**RECORD EXCERPTS**

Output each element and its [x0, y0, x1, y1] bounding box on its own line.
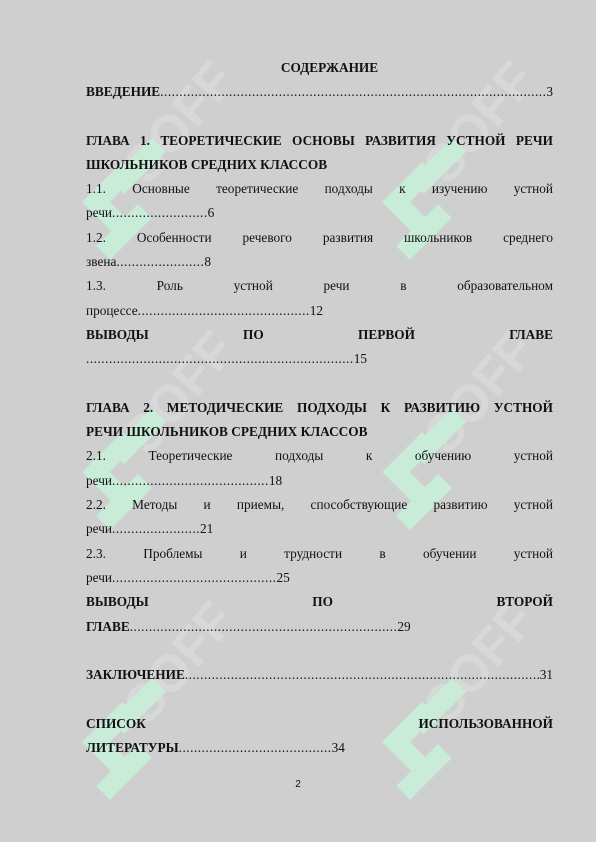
document-page: SOFF SOFF SOFF: [0, 0, 596, 842]
toc-entry-line1: 2.3. Проблемы и трудности в обучении уст…: [86, 542, 553, 566]
toc-entry-page: 31: [540, 663, 553, 687]
toc-entry-1-1[interactable]: 1.1. Основные теоретические подходы к из…: [86, 177, 553, 226]
toc-entry-2-2[interactable]: 2.2. Методы и приемы, способствующие раз…: [86, 493, 553, 542]
toc-entry-line2: речи: [86, 201, 112, 225]
dot-leader: ........................................: [179, 736, 332, 760]
toc-entry-references[interactable]: СПИСОК ИСПОЛЬЗОВАННОЙ ЛИТЕРАТУРЫ........…: [86, 712, 553, 761]
toc-entry-label: ЗАКЛЮЧЕНИЕ: [86, 663, 185, 687]
dot-leader: .........................: [112, 201, 208, 225]
spacer: [86, 687, 553, 711]
toc-entry-line1: 1.2. Особенности речевого развития школь…: [86, 226, 553, 250]
toc-entry-page: 34: [332, 736, 345, 760]
dot-leader: ........................................…: [112, 566, 276, 590]
table-of-contents: СОДЕРЖАНИЕ ВВЕДЕНИЕ 3 ГЛАВА 1. ТЕОРЕТИЧЕ…: [86, 56, 553, 760]
toc-entry-page: 21: [200, 517, 213, 541]
toc-entry-page: 29: [397, 615, 410, 639]
toc-entry-line1: 1.1. Основные теоретические подходы к из…: [86, 177, 553, 201]
page-number: 2: [0, 779, 596, 790]
toc-entry-line1: ВЫВОДЫ ПО ПЕРВОЙ ГЛАВЕ: [86, 323, 553, 347]
toc-entry-line2: звена: [86, 250, 116, 274]
toc-entry-label: ВВЕДЕНИЕ: [86, 80, 160, 104]
toc-entry-final[interactable]: ЗАКЛЮЧЕНИЕ 31: [86, 663, 553, 687]
toc-entry-line2: речи: [86, 469, 112, 493]
dot-leader: .......................: [112, 517, 200, 541]
toc-entry-line1: 2.1. Теоретические подходы к обучению ус…: [86, 444, 553, 468]
spacer: [86, 639, 553, 663]
spacer: [86, 372, 553, 396]
toc-entry-line2: ЛИТЕРАТУРЫ: [86, 736, 179, 760]
toc-entry-line1: 2.2. Методы и приемы, способствующие раз…: [86, 493, 553, 517]
toc-entry-1-3[interactable]: 1.3. Роль устной речи в образовательном …: [86, 274, 553, 323]
toc-entry-chapter2-conclusion[interactable]: ВЫВОДЫ ПО ВТОРОЙ ГЛАВЕ..................…: [86, 590, 553, 639]
toc-entry-line1: ВЫВОДЫ ПО ВТОРОЙ: [86, 590, 553, 614]
dot-leader: ........................................…: [138, 299, 310, 323]
chapter2-heading-line2[interactable]: РЕЧИ ШКОЛЬНИКОВ СРЕДНИХ КЛАССОВ: [86, 420, 553, 444]
toc-entry-line1: 1.3. Роль устной речи в образовательном: [86, 274, 553, 298]
toc-entry-line2: процессе: [86, 299, 138, 323]
dot-leader: ........................................…: [86, 347, 354, 371]
toc-entry-chapter1-conclusion[interactable]: ВЫВОДЫ ПО ПЕРВОЙ ГЛАВЕ .................…: [86, 323, 553, 372]
toc-entry-page: 6: [208, 201, 215, 225]
toc-entry-line1: СПИСОК ИСПОЛЬЗОВАННОЙ: [86, 712, 553, 736]
spacer: [86, 104, 553, 128]
dot-leader: .......................: [116, 250, 204, 274]
dot-leader: [185, 663, 540, 687]
toc-title: СОДЕРЖАНИЕ: [86, 56, 553, 80]
toc-entry-intro[interactable]: ВВЕДЕНИЕ 3: [86, 80, 553, 104]
toc-entry-page: 25: [276, 566, 289, 590]
toc-entry-page: 8: [204, 250, 211, 274]
chapter1-heading-line1[interactable]: ГЛАВА 1. ТЕОРЕТИЧЕСКИЕ ОСНОВЫ РАЗВИТИЯ У…: [86, 129, 553, 153]
toc-entry-page: 3: [546, 80, 553, 104]
toc-entry-page: 15: [354, 347, 367, 371]
dot-leader: ........................................…: [112, 469, 269, 493]
dot-leader: [160, 80, 546, 104]
toc-entry-2-1[interactable]: 2.1. Теоретические подходы к обучению ус…: [86, 444, 553, 493]
toc-entry-page: 18: [269, 469, 282, 493]
chapter2-heading-line1[interactable]: ГЛАВА 2. МЕТОДИЧЕСКИЕ ПОДХОДЫ К РАЗВИТИЮ…: [86, 396, 553, 420]
toc-entry-line2: речи: [86, 517, 112, 541]
toc-entry-line2: речи: [86, 566, 112, 590]
toc-entry-2-3[interactable]: 2.3. Проблемы и трудности в обучении уст…: [86, 542, 553, 591]
toc-entry-1-2[interactable]: 1.2. Особенности речевого развития школь…: [86, 226, 553, 275]
toc-entry-page: 12: [310, 299, 323, 323]
dot-leader: ........................................…: [130, 615, 398, 639]
chapter1-heading-line2[interactable]: ШКОЛЬНИКОВ СРЕДНИХ КЛАССОВ: [86, 153, 553, 177]
toc-entry-line2: ГЛАВЕ: [86, 615, 130, 639]
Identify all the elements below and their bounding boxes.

**DIRECTIONS**
Rewrite all of the rows above, changing every "dot-leader" to "filler-dots" and keeping everything else the same. Leave the pictures out.

**ANSWER TO THE EXERCISE**
Output each element and its [x0, y0, x1, y1] bounding box on its own line.
document-page: SOFF SOFF SOFF: [0, 0, 596, 842]
toc-entry-line1: 2.3. Проблемы и трудности в обучении уст…: [86, 542, 553, 566]
toc-entry-page: 31: [540, 663, 553, 687]
toc-entry-1-1[interactable]: 1.1. Основные теоретические подходы к из…: [86, 177, 553, 226]
toc-entry-2-2[interactable]: 2.2. Методы и приемы, способствующие раз…: [86, 493, 553, 542]
toc-entry-line2: речи: [86, 201, 112, 225]
filler-dots: ........................................: [179, 736, 332, 760]
toc-entry-references[interactable]: СПИСОК ИСПОЛЬЗОВАННОЙ ЛИТЕРАТУРЫ........…: [86, 712, 553, 761]
toc-entry-label: ЗАКЛЮЧЕНИЕ: [86, 663, 185, 687]
filler-dots: .........................: [112, 201, 208, 225]
spacer: [86, 687, 553, 711]
toc-entry-line1: 1.2. Особенности речевого развития школь…: [86, 226, 553, 250]
toc-entry-page: 34: [332, 736, 345, 760]
filler-dots: ........................................…: [112, 566, 276, 590]
table-of-contents: СОДЕРЖАНИЕ ВВЕДЕНИЕ 3 ГЛАВА 1. ТЕОРЕТИЧЕ…: [86, 56, 553, 760]
toc-entry-page: 21: [200, 517, 213, 541]
toc-entry-page: 29: [397, 615, 410, 639]
toc-entry-line1: 1.1. Основные теоретические подходы к из…: [86, 177, 553, 201]
page-number: 2: [0, 779, 596, 790]
toc-entry-line1: ВЫВОДЫ ПО ПЕРВОЙ ГЛАВЕ: [86, 323, 553, 347]
toc-entry-line2: звена: [86, 250, 116, 274]
toc-entry-label: ВВЕДЕНИЕ: [86, 80, 160, 104]
toc-entry-final[interactable]: ЗАКЛЮЧЕНИЕ 31: [86, 663, 553, 687]
toc-entry-line2: речи: [86, 469, 112, 493]
filler-dots: .......................: [112, 517, 200, 541]
toc-entry-line1: 2.1. Теоретические подходы к обучению ус…: [86, 444, 553, 468]
spacer: [86, 639, 553, 663]
spacer: [86, 372, 553, 396]
toc-entry-line2: ЛИТЕРАТУРЫ: [86, 736, 179, 760]
toc-entry-line1: 2.2. Методы и приемы, способствующие раз…: [86, 493, 553, 517]
toc-entry-1-3[interactable]: 1.3. Роль устной речи в образовательном …: [86, 274, 553, 323]
toc-entry-chapter2-conclusion[interactable]: ВЫВОДЫ ПО ВТОРОЙ ГЛАВЕ..................…: [86, 590, 553, 639]
toc-entry-line1: ВЫВОДЫ ПО ВТОРОЙ: [86, 590, 553, 614]
filler-dots: ........................................…: [138, 299, 310, 323]
chapter2-heading-line2[interactable]: РЕЧИ ШКОЛЬНИКОВ СРЕДНИХ КЛАССОВ: [86, 420, 553, 444]
toc-entry-line1: 1.3. Роль устной речи в образовательном: [86, 274, 553, 298]
toc-entry-line2: процессе: [86, 299, 138, 323]
filler-dots: ........................................…: [86, 347, 354, 371]
toc-entry-chapter1-conclusion[interactable]: ВЫВОДЫ ПО ПЕРВОЙ ГЛАВЕ .................…: [86, 323, 553, 372]
toc-entry-page: 6: [208, 201, 215, 225]
toc-entry-line1: СПИСОК ИСПОЛЬЗОВАННОЙ: [86, 712, 553, 736]
spacer: [86, 104, 553, 128]
filler-dots: .......................: [116, 250, 204, 274]
filler-dots: [185, 663, 540, 687]
toc-title: СОДЕРЖАНИЕ: [86, 56, 553, 80]
toc-entry-intro[interactable]: ВВЕДЕНИЕ 3: [86, 80, 553, 104]
toc-entry-page: 25: [276, 566, 289, 590]
toc-entry-page: 8: [204, 250, 211, 274]
chapter1-heading-line1[interactable]: ГЛАВА 1. ТЕОРЕТИЧЕСКИЕ ОСНОВЫ РАЗВИТИЯ У…: [86, 129, 553, 153]
toc-entry-page: 3: [546, 80, 553, 104]
toc-entry-page: 15: [354, 347, 367, 371]
filler-dots: ........................................…: [112, 469, 269, 493]
filler-dots: [160, 80, 546, 104]
toc-entry-2-1[interactable]: 2.1. Теоретические подходы к обучению ус…: [86, 444, 553, 493]
toc-entry-page: 18: [269, 469, 282, 493]
chapter2-heading-line1[interactable]: ГЛАВА 2. МЕТОДИЧЕСКИЕ ПОДХОДЫ К РАЗВИТИЮ…: [86, 396, 553, 420]
toc-entry-line2: речи: [86, 517, 112, 541]
toc-entry-line2: речи: [86, 566, 112, 590]
toc-entry-2-3[interactable]: 2.3. Проблемы и трудности в обучении уст…: [86, 542, 553, 591]
toc-entry-1-2[interactable]: 1.2. Особенности речевого развития школь…: [86, 226, 553, 275]
toc-entry-page: 12: [310, 299, 323, 323]
filler-dots: ........................................…: [130, 615, 398, 639]
chapter1-heading-line2[interactable]: ШКОЛЬНИКОВ СРЕДНИХ КЛАССОВ: [86, 153, 553, 177]
toc-entry-line2: ГЛАВЕ: [86, 615, 130, 639]
Identify all the elements below and their bounding boxes.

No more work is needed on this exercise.